OBJECTIVE -
Repeat each entry as written and leave the images out of the copy.

MATERIAL TO PROCESS -

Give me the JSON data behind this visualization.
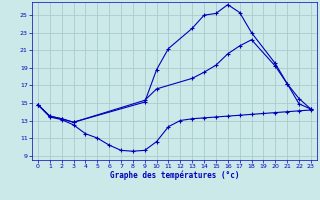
{
  "title": "Graphe des températures (°c)",
  "bg_color": "#cce9e9",
  "grid_color": "#aacccc",
  "line_color": "#0000bb",
  "xlim": [
    -0.5,
    23.5
  ],
  "ylim": [
    8.5,
    26.5
  ],
  "yticks": [
    9,
    11,
    13,
    15,
    17,
    19,
    21,
    23,
    25
  ],
  "xticks": [
    0,
    1,
    2,
    3,
    4,
    5,
    6,
    7,
    8,
    9,
    10,
    11,
    12,
    13,
    14,
    15,
    16,
    17,
    18,
    19,
    20,
    21,
    22,
    23
  ],
  "curve1_x": [
    0,
    1,
    2,
    3,
    9,
    10,
    11,
    13,
    14,
    15,
    16,
    17,
    18,
    20,
    21,
    22,
    23
  ],
  "curve1_y": [
    14.8,
    13.5,
    13.2,
    12.8,
    15.1,
    18.8,
    21.2,
    23.5,
    25.0,
    25.2,
    26.2,
    25.3,
    23.0,
    19.5,
    17.2,
    15.5,
    14.3
  ],
  "curve2_x": [
    0,
    1,
    2,
    3,
    9,
    10,
    13,
    14,
    15,
    16,
    17,
    18,
    20,
    21,
    22,
    23
  ],
  "curve2_y": [
    14.8,
    13.5,
    13.2,
    12.8,
    15.3,
    16.6,
    17.8,
    18.5,
    19.3,
    20.6,
    21.5,
    22.2,
    19.2,
    17.2,
    14.9,
    14.3
  ],
  "curve3_x": [
    0,
    1,
    2,
    3,
    4,
    5,
    6,
    7,
    8,
    9,
    10,
    11,
    12,
    13,
    14,
    15,
    16,
    17,
    18,
    19,
    20,
    21,
    22,
    23
  ],
  "curve3_y": [
    14.8,
    13.4,
    13.1,
    12.5,
    11.5,
    11.0,
    10.2,
    9.6,
    9.5,
    9.6,
    10.6,
    12.3,
    13.0,
    13.2,
    13.3,
    13.4,
    13.5,
    13.6,
    13.7,
    13.8,
    13.9,
    14.0,
    14.1,
    14.2
  ]
}
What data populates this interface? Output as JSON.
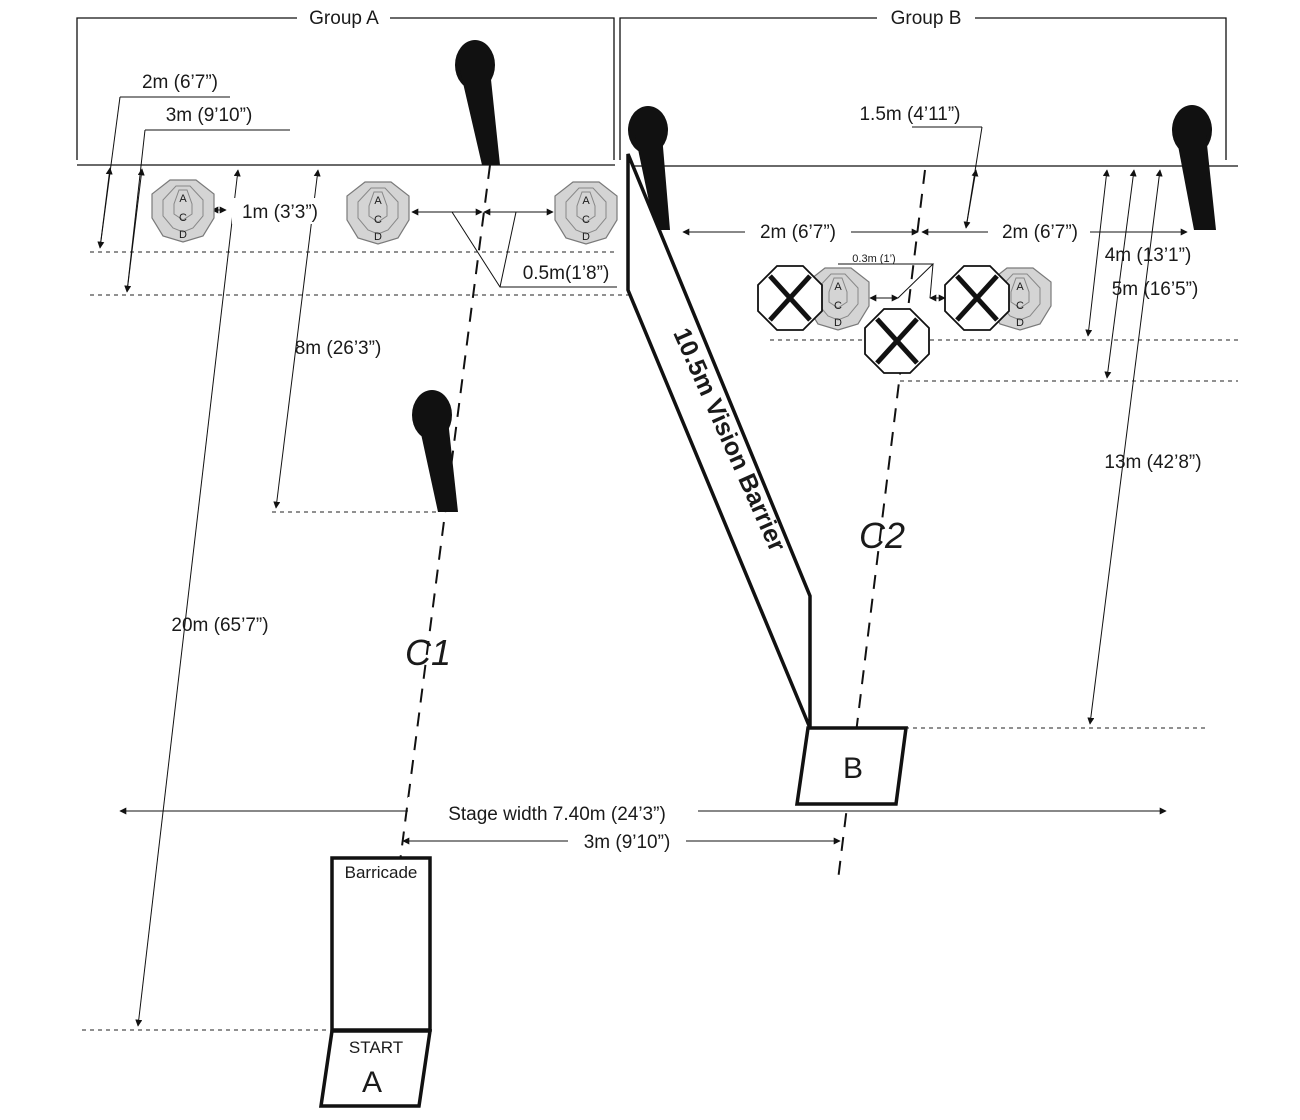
{
  "diagram": {
    "groups": {
      "a": "Group A",
      "b": "Group B"
    },
    "dimensions": {
      "d_2m_left": "2m (6’7”)",
      "d_3m_left": "3m (9’10”)",
      "d_1m": "1m (3’3”)",
      "d_05m": "0.5m(1’8”)",
      "d_8m": "8m (26’3”)",
      "d_20m": "20m (65’7”)",
      "d_15m": "1.5m (4’11”)",
      "d_2m_b1": "2m (6’7”)",
      "d_2m_b2": "2m (6’7”)",
      "d_03m": "0.3m (1’)",
      "d_4m": "4m (13’1”)",
      "d_5m": "5m (16’5”)",
      "d_13m": "13m (42’8”)",
      "stage_width": "Stage width 7.40m (24’3”)",
      "d_3m_bottom": "3m (9’10”)"
    },
    "labels": {
      "vision_barrier": "10.5m Vision Barrier",
      "barricade": "Barricade",
      "start": "START",
      "box_a": "A",
      "box_b": "B",
      "cl1": "C1",
      "cl2": "C2"
    },
    "target_zone_letters": [
      "A",
      "C",
      "D"
    ],
    "colors": {
      "line": "#111111",
      "target_fill": "#d4d4d4",
      "target_stroke": "#777777",
      "popper": "#111111"
    }
  }
}
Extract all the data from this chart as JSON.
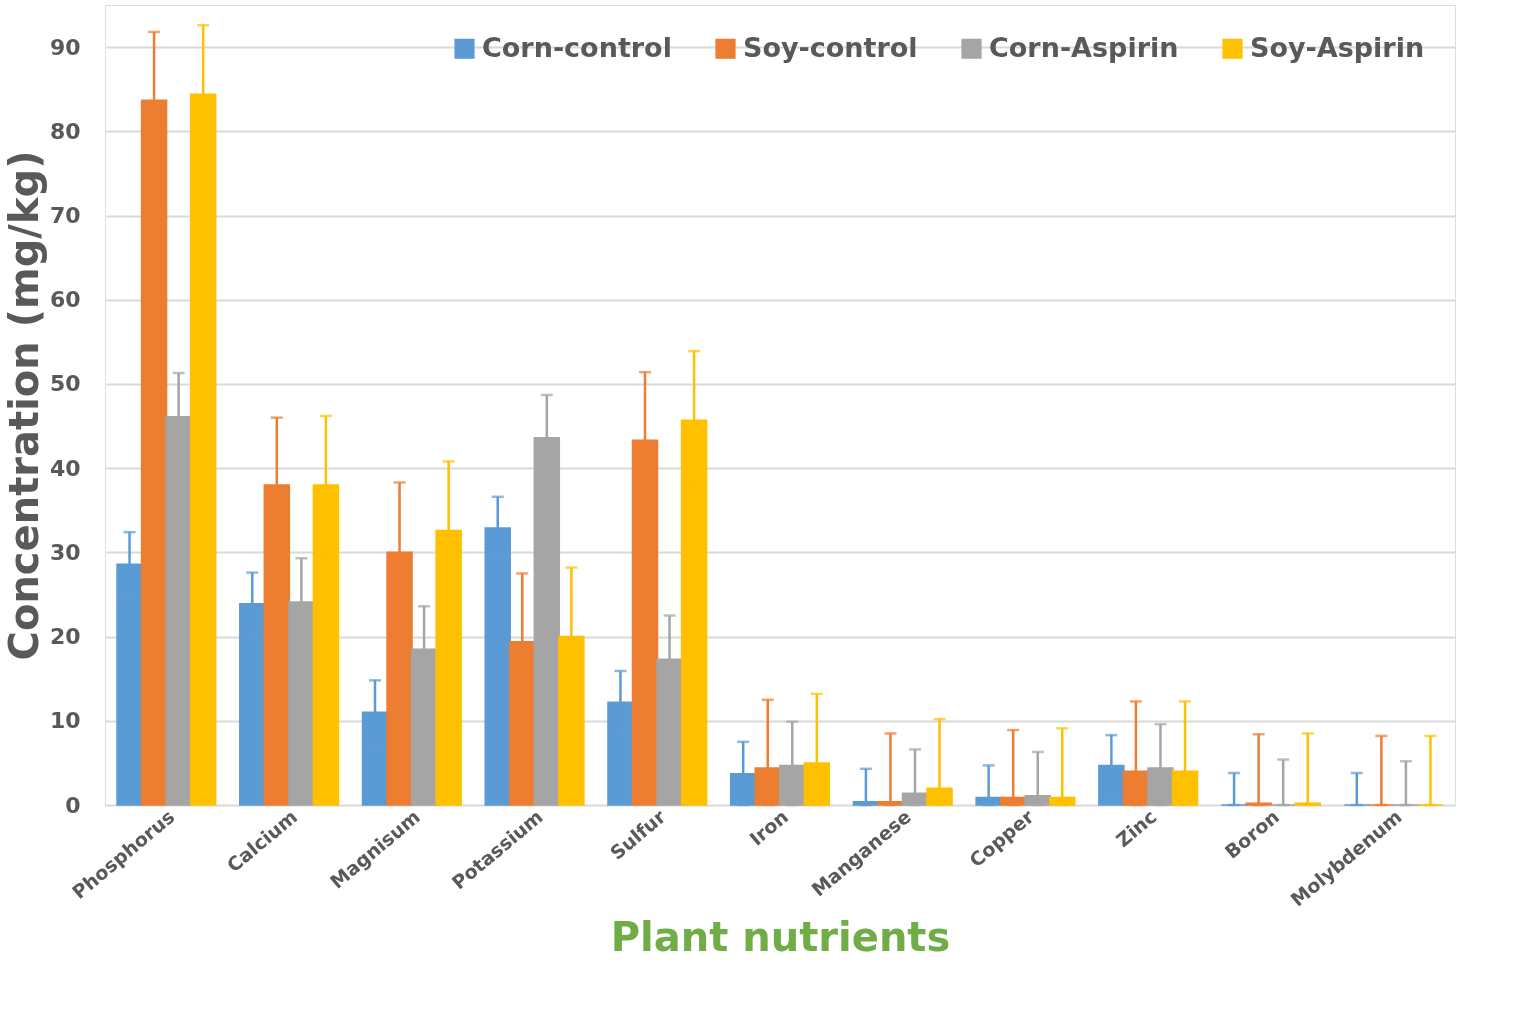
{
  "chart_data": {
    "type": "bar",
    "xlabel": "Plant nutrients",
    "ylabel": "Concentration (mg/kg)",
    "categories": [
      "Phosphorus",
      "Calcium",
      "Magnisum",
      "Potassium",
      "Sulfur",
      "Iron",
      "Manganese",
      "Copper",
      "Zinc",
      "Boron",
      "Molybdenum"
    ],
    "series": [
      {
        "name": "Corn-control",
        "color": "#5b9bd5",
        "values": [
          28.6,
          23.9,
          11.0,
          32.9,
          12.2,
          3.7,
          0.4,
          0.9,
          4.7,
          0,
          0
        ],
        "errors": [
          3.8,
          3.7,
          3.8,
          3.7,
          3.7,
          [
            0,
            7.5
          ],
          [
            0,
            4.3
          ],
          [
            0,
            4.7
          ],
          3.6,
          [
            0,
            3.8
          ],
          [
            0,
            3.8
          ]
        ]
      },
      {
        "name": "Soy-control",
        "color": "#ed7d31",
        "values": [
          83.7,
          38.0,
          30.0,
          19.4,
          43.3,
          4.4,
          0.4,
          0.9,
          4.0,
          0.2,
          0
        ],
        "errors": [
          8.1,
          8.0,
          8.3,
          8.1,
          8.1,
          [
            0,
            12.5
          ],
          [
            0,
            8.5
          ],
          [
            0,
            8.9
          ],
          [
            0,
            12.3
          ],
          [
            0,
            8.4
          ],
          [
            0,
            8.2
          ]
        ]
      },
      {
        "name": "Corn-Aspirin",
        "color": "#a5a5a5",
        "values": [
          46.1,
          24.1,
          18.5,
          43.6,
          17.3,
          4.7,
          1.4,
          1.1,
          4.4,
          0,
          0
        ],
        "errors": [
          5.2,
          5.2,
          5.1,
          5.1,
          5.2,
          [
            0,
            9.9
          ],
          [
            0,
            6.6
          ],
          [
            0,
            6.3
          ],
          [
            0,
            9.6
          ],
          [
            0,
            5.4
          ],
          [
            0,
            5.2
          ]
        ]
      },
      {
        "name": "Soy-Aspirin",
        "color": "#ffc000",
        "values": [
          84.4,
          38.0,
          32.6,
          20.0,
          45.7,
          5.0,
          2.0,
          0.9,
          4.0,
          0.2,
          0
        ],
        "errors": [
          8.2,
          8.2,
          8.2,
          8.2,
          8.2,
          [
            0,
            13.2
          ],
          [
            0,
            10.2
          ],
          [
            0,
            9.1
          ],
          [
            0,
            12.3
          ],
          [
            0,
            8.5
          ],
          [
            0,
            8.2
          ]
        ]
      }
    ],
    "ylim": [
      0,
      95
    ],
    "yticks": [
      0,
      10,
      20,
      30,
      40,
      50,
      60,
      70,
      80,
      90
    ],
    "grid": "y",
    "legend": "top right"
  }
}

SOLUTION TO THE PROBLEM -
Give me the JSON data behind this visualization.
{
  "title": "Graphe des températures (°c)",
  "bg_color": "#cce9e9",
  "grid_color": "#aacccc",
  "line_color": "#0000bb",
  "xlim": [
    -0.5,
    23.5
  ],
  "ylim": [
    8.5,
    26.5
  ],
  "yticks": [
    9,
    11,
    13,
    15,
    17,
    19,
    21,
    23,
    25
  ],
  "xticks": [
    0,
    1,
    2,
    3,
    4,
    5,
    6,
    7,
    8,
    9,
    10,
    11,
    12,
    13,
    14,
    15,
    16,
    17,
    18,
    19,
    20,
    21,
    22,
    23
  ],
  "curve1_x": [
    0,
    1,
    2,
    3,
    9,
    10,
    11,
    13,
    14,
    15,
    16,
    17,
    18,
    20,
    21,
    22,
    23
  ],
  "curve1_y": [
    14.8,
    13.5,
    13.2,
    12.8,
    15.1,
    18.8,
    21.2,
    23.5,
    25.0,
    25.2,
    26.2,
    25.3,
    23.0,
    19.5,
    17.2,
    15.5,
    14.3
  ],
  "curve2_x": [
    0,
    1,
    2,
    3,
    9,
    10,
    13,
    14,
    15,
    16,
    17,
    18,
    20,
    21,
    22,
    23
  ],
  "curve2_y": [
    14.8,
    13.5,
    13.2,
    12.8,
    15.3,
    16.6,
    17.8,
    18.5,
    19.3,
    20.6,
    21.5,
    22.2,
    19.2,
    17.2,
    14.9,
    14.3
  ],
  "curve3_x": [
    0,
    1,
    2,
    3,
    4,
    5,
    6,
    7,
    8,
    9,
    10,
    11,
    12,
    13,
    14,
    15,
    16,
    17,
    18,
    19,
    20,
    21,
    22,
    23
  ],
  "curve3_y": [
    14.8,
    13.4,
    13.1,
    12.5,
    11.5,
    11.0,
    10.2,
    9.6,
    9.5,
    9.6,
    10.6,
    12.3,
    13.0,
    13.2,
    13.3,
    13.4,
    13.5,
    13.6,
    13.7,
    13.8,
    13.9,
    14.0,
    14.1,
    14.2
  ]
}
What data populates this interface? Output as JSON.
{
  "diagram": {
    "groups": {
      "a": "Group A",
      "b": "Group B"
    },
    "dimensions": {
      "d_2m_left": "2m (6’7”)",
      "d_3m_left": "3m (9’10”)",
      "d_1m": "1m (3’3”)",
      "d_05m": "0.5m(1’8”)",
      "d_8m": "8m (26’3”)",
      "d_20m": "20m (65’7”)",
      "d_15m": "1.5m (4’11”)",
      "d_2m_b1": "2m (6’7”)",
      "d_2m_b2": "2m (6’7”)",
      "d_03m": "0.3m (1’)",
      "d_4m": "4m (13’1”)",
      "d_5m": "5m (16’5”)",
      "d_13m": "13m (42’8”)",
      "stage_width": "Stage width 7.40m (24’3”)",
      "d_3m_bottom": "3m (9’10”)"
    },
    "labels": {
      "vision_barrier": "10.5m Vision Barrier",
      "barricade": "Barricade",
      "start": "START",
      "box_a": "A",
      "box_b": "B",
      "cl1": "C1",
      "cl2": "C2"
    },
    "target_zone_letters": [
      "A",
      "C",
      "D"
    ],
    "colors": {
      "line": "#111111",
      "target_fill": "#d4d4d4",
      "target_stroke": "#777777",
      "popper": "#111111"
    }
  }
}
Extract all the data from this chart as JSON.
{
  "chart_data": {
    "type": "bar",
    "xlabel": "Plant nutrients",
    "ylabel": "Concentration (mg/kg)",
    "categories": [
      "Phosphorus",
      "Calcium",
      "Magnisum",
      "Potassium",
      "Sulfur",
      "Iron",
      "Manganese",
      "Copper",
      "Zinc",
      "Boron",
      "Molybdenum"
    ],
    "series": [
      {
        "name": "Corn-control",
        "color": "#5b9bd5",
        "values": [
          28.6,
          23.9,
          11.0,
          32.9,
          12.2,
          3.7,
          0.4,
          0.9,
          4.7,
          0,
          0
        ],
        "errors": [
          3.8,
          3.7,
          3.8,
          3.7,
          3.7,
          [
            0,
            7.5
          ],
          [
            0,
            4.3
          ],
          [
            0,
            4.7
          ],
          3.6,
          [
            0,
            3.8
          ],
          [
            0,
            3.8
          ]
        ]
      },
      {
        "name": "Soy-control",
        "color": "#ed7d31",
        "values": [
          83.7,
          38.0,
          30.0,
          19.4,
          43.3,
          4.4,
          0.4,
          0.9,
          4.0,
          0.2,
          0
        ],
        "errors": [
          8.1,
          8.0,
          8.3,
          8.1,
          8.1,
          [
            0,
            12.5
          ],
          [
            0,
            8.5
          ],
          [
            0,
            8.9
          ],
          [
            0,
            12.3
          ],
          [
            0,
            8.4
          ],
          [
            0,
            8.2
          ]
        ]
      },
      {
        "name": "Corn-Aspirin",
        "color": "#a5a5a5",
        "values": [
          46.1,
          24.1,
          18.5,
          43.6,
          17.3,
          4.7,
          1.4,
          1.1,
          4.4,
          0,
          0
        ],
        "errors": [
          5.2,
          5.2,
          5.1,
          5.1,
          5.2,
          [
            0,
            9.9
          ],
          [
            0,
            6.6
          ],
          [
            0,
            6.3
          ],
          [
            0,
            9.6
          ],
          [
            0,
            5.4
          ],
          [
            0,
            5.2
          ]
        ]
      },
      {
        "name": "Soy-Aspirin",
        "color": "#ffc000",
        "values": [
          84.4,
          38.0,
          32.6,
          20.0,
          45.7,
          5.0,
          2.0,
          0.9,
          4.0,
          0.2,
          0
        ],
        "errors": [
          8.2,
          8.2,
          8.2,
          8.2,
          8.2,
          [
            0,
            13.2
          ],
          [
            0,
            10.2
          ],
          [
            0,
            9.1
          ],
          [
            0,
            12.3
          ],
          [
            0,
            8.5
          ],
          [
            0,
            8.2
          ]
        ]
      }
    ],
    "ylim": [
      0,
      95
    ],
    "yticks": [
      0,
      10,
      20,
      30,
      40,
      50,
      60,
      70,
      80,
      90
    ],
    "grid": "y",
    "legend": "top right"
  }
}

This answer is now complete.